#### Stated problem
Transcribe the whole listing without a single picture.

Lines of data
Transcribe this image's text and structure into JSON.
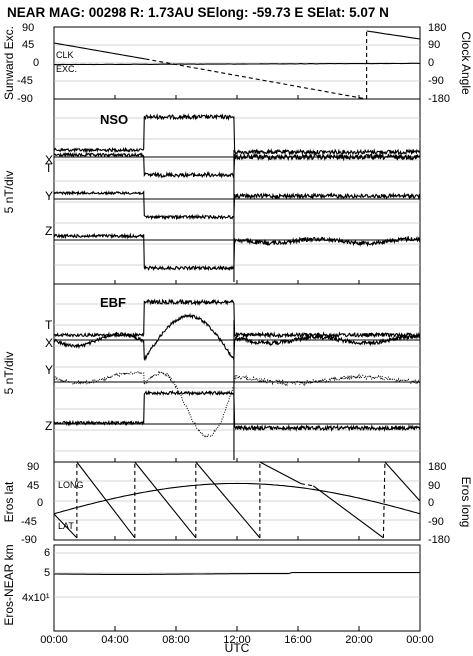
{
  "header": {
    "title": "NEAR MAG: 00298  R: 1.73AU  SElong:  -59.73 E  SElat:     5.07 N"
  },
  "chart_data": [
    {
      "type": "line",
      "panel": "sunward",
      "ylabel": "Sunward Exc.",
      "ylabel_right": "Clock Angle",
      "yticks": [
        "90",
        "45",
        "0",
        "-45",
        "-90"
      ],
      "yticks_right": [
        "180",
        "90",
        "0",
        "-90",
        "-180"
      ],
      "ylim": [
        -90,
        90
      ],
      "ylim_right": [
        -180,
        180
      ],
      "series": [
        {
          "name": "CLK",
          "axis": "right",
          "segments": [
            {
              "x": [
                0,
                12.6
              ],
              "y": [
                100,
                -180
              ],
              "style": "solid"
            },
            {
              "x": [
                12.6,
                20.5
              ],
              "y": [
                -180,
                -180
              ],
              "style": "none"
            },
            {
              "x": [
                0,
                6.0,
                8.8,
                15.5,
                16.2,
                20.5
              ],
              "y": [
                100,
                20,
                -12,
                -110,
                -125,
                -180
              ],
              "style": "mixed"
            },
            {
              "x": [
                20.5,
                20.5
              ],
              "y": [
                -180,
                160
              ],
              "style": "solid"
            },
            {
              "x": [
                20.5,
                24
              ],
              "y": [
                160,
                120
              ],
              "style": "solid"
            }
          ]
        },
        {
          "name": "EXC.",
          "axis": "left",
          "segments": [
            {
              "x": [
                0,
                24
              ],
              "y": [
                -5,
                2
              ],
              "style": "solid"
            }
          ]
        }
      ],
      "annotations": [
        "CLK",
        "EXC."
      ]
    },
    {
      "type": "line",
      "panel": "NSO",
      "title": "NSO",
      "ylabel": "5 nT/div",
      "traces": [
        "T",
        "X",
        "Y",
        "Z"
      ],
      "events": {
        "jump_start": 5.9,
        "jump_end": 11.8
      }
    },
    {
      "type": "line",
      "panel": "EBF",
      "title": "EBF",
      "ylabel": "5 nT/div",
      "traces": [
        "T",
        "X",
        "Y",
        "Z"
      ],
      "events": {
        "jump_start": 5.9,
        "jump_end": 11.8
      }
    },
    {
      "type": "line",
      "panel": "eros",
      "ylabel": "Eros lat",
      "ylabel_right": "Eros long",
      "yticks": [
        "90",
        "45",
        "0",
        "-45",
        "-90"
      ],
      "yticks_right": [
        "180",
        "90",
        "0",
        "-90",
        "-180"
      ],
      "ylim": [
        -90,
        90
      ],
      "ylim_right": [
        -180,
        180
      ],
      "annotations": [
        "LONG",
        "LAT"
      ],
      "series": [
        {
          "name": "LAT",
          "axis": "left",
          "x": [
            0,
            3,
            6,
            9,
            11.7,
            14,
            16,
            17,
            20,
            23.5
          ],
          "y": [
            -55,
            -32,
            3,
            35,
            45,
            35,
            18,
            12,
            -20,
            -45
          ]
        },
        {
          "name": "LONG",
          "axis": "right",
          "x": [
            0,
            1.5,
            3.9,
            5.3,
            8.1,
            9.3,
            12.1,
            13.5,
            15.2,
            16.2,
            21.6,
            21.7,
            24
          ],
          "y": [
            -60,
            80,
            -170,
            180,
            -170,
            180,
            -170,
            180,
            20,
            80,
            -170,
            180,
            0
          ]
        }
      ]
    },
    {
      "type": "line",
      "panel": "distance",
      "ylabel": "Eros-NEAR km",
      "yscale": "log",
      "yticks": [
        "6",
        "5",
        "4x10¹"
      ],
      "series": [
        {
          "name": "distance",
          "x": [
            0,
            6,
            12,
            15.5,
            16.5,
            24
          ],
          "y": [
            50,
            49.6,
            50,
            50.3,
            50.6,
            50.5
          ]
        }
      ]
    }
  ],
  "xaxis": {
    "label": "UTC",
    "ticks": [
      "00:00",
      "04:00",
      "08:00",
      "12:00",
      "16:00",
      "20:00",
      "00:00"
    ],
    "range_hours": [
      0,
      24
    ]
  },
  "labels": {
    "sun_ylabel": "Sunward Exc.",
    "sun_ylabel_right": "Clock Angle",
    "sun_clk": "CLK",
    "sun_exc": "EXC.",
    "nso_title": "NSO",
    "ebf_title": "EBF",
    "div_ylabel": "5 nT/div",
    "t": "T",
    "x": "X",
    "y": "Y",
    "z": "Z",
    "eros_ylabel": "Eros lat",
    "eros_ylabel_right": "Eros long",
    "eros_long": "LONG",
    "eros_lat": "LAT",
    "dist_ylabel": "Eros-NEAR km"
  }
}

#### Solution to this exercise
Transcribe this image's text and structure into JSON.
{
  "header": {
    "title": "NEAR MAG: 00298  R: 1.73AU  SElong:  -59.73 E  SElat:     5.07 N"
  },
  "chart_data": [
    {
      "type": "line",
      "panel": "sunward",
      "ylabel": "Sunward Exc.",
      "ylabel_right": "Clock Angle",
      "yticks": [
        "90",
        "45",
        "0",
        "-45",
        "-90"
      ],
      "yticks_right": [
        "180",
        "90",
        "0",
        "-90",
        "-180"
      ],
      "ylim": [
        -90,
        90
      ],
      "ylim_right": [
        -180,
        180
      ],
      "series": [
        {
          "name": "CLK",
          "axis": "right",
          "segments": [
            {
              "x": [
                0,
                12.6
              ],
              "y": [
                100,
                -180
              ],
              "style": "solid"
            },
            {
              "x": [
                12.6,
                20.5
              ],
              "y": [
                -180,
                -180
              ],
              "style": "none"
            },
            {
              "x": [
                0,
                6.0,
                8.8,
                15.5,
                16.2,
                20.5
              ],
              "y": [
                100,
                20,
                -12,
                -110,
                -125,
                -180
              ],
              "style": "mixed"
            },
            {
              "x": [
                20.5,
                20.5
              ],
              "y": [
                -180,
                160
              ],
              "style": "solid"
            },
            {
              "x": [
                20.5,
                24
              ],
              "y": [
                160,
                120
              ],
              "style": "solid"
            }
          ]
        },
        {
          "name": "EXC.",
          "axis": "left",
          "segments": [
            {
              "x": [
                0,
                24
              ],
              "y": [
                -5,
                2
              ],
              "style": "solid"
            }
          ]
        }
      ],
      "annotations": [
        "CLK",
        "EXC."
      ]
    },
    {
      "type": "line",
      "panel": "NSO",
      "title": "NSO",
      "ylabel": "5 nT/div",
      "traces": [
        "T",
        "X",
        "Y",
        "Z"
      ],
      "events": {
        "jump_start": 5.9,
        "jump_end": 11.8
      }
    },
    {
      "type": "line",
      "panel": "EBF",
      "title": "EBF",
      "ylabel": "5 nT/div",
      "traces": [
        "T",
        "X",
        "Y",
        "Z"
      ],
      "events": {
        "jump_start": 5.9,
        "jump_end": 11.8
      }
    },
    {
      "type": "line",
      "panel": "eros",
      "ylabel": "Eros lat",
      "ylabel_right": "Eros long",
      "yticks": [
        "90",
        "45",
        "0",
        "-45",
        "-90"
      ],
      "yticks_right": [
        "180",
        "90",
        "0",
        "-90",
        "-180"
      ],
      "ylim": [
        -90,
        90
      ],
      "ylim_right": [
        -180,
        180
      ],
      "annotations": [
        "LONG",
        "LAT"
      ],
      "series": [
        {
          "name": "LAT",
          "axis": "left",
          "x": [
            0,
            3,
            6,
            9,
            11.7,
            14,
            16,
            17,
            20,
            23.5
          ],
          "y": [
            -55,
            -32,
            3,
            35,
            45,
            35,
            18,
            12,
            -20,
            -45
          ]
        },
        {
          "name": "LONG",
          "axis": "right",
          "x": [
            0,
            1.5,
            3.9,
            5.3,
            8.1,
            9.3,
            12.1,
            13.5,
            15.2,
            16.2,
            21.6,
            21.7,
            24
          ],
          "y": [
            -60,
            80,
            -170,
            180,
            -170,
            180,
            -170,
            180,
            20,
            80,
            -170,
            180,
            0
          ]
        }
      ]
    },
    {
      "type": "line",
      "panel": "distance",
      "ylabel": "Eros-NEAR km",
      "yscale": "log",
      "yticks": [
        "6",
        "5",
        "4x10¹"
      ],
      "series": [
        {
          "name": "distance",
          "x": [
            0,
            6,
            12,
            15.5,
            16.5,
            24
          ],
          "y": [
            50,
            49.6,
            50,
            50.3,
            50.6,
            50.5
          ]
        }
      ]
    }
  ],
  "xaxis": {
    "label": "UTC",
    "ticks": [
      "00:00",
      "04:00",
      "08:00",
      "12:00",
      "16:00",
      "20:00",
      "00:00"
    ],
    "range_hours": [
      0,
      24
    ]
  },
  "labels": {
    "sun_ylabel": "Sunward Exc.",
    "sun_ylabel_right": "Clock Angle",
    "sun_clk": "CLK",
    "sun_exc": "EXC.",
    "nso_title": "NSO",
    "ebf_title": "EBF",
    "div_ylabel": "5 nT/div",
    "t": "T",
    "x": "X",
    "y": "Y",
    "z": "Z",
    "eros_ylabel": "Eros lat",
    "eros_ylabel_right": "Eros long",
    "eros_long": "LONG",
    "eros_lat": "LAT",
    "dist_ylabel": "Eros-NEAR km"
  }
}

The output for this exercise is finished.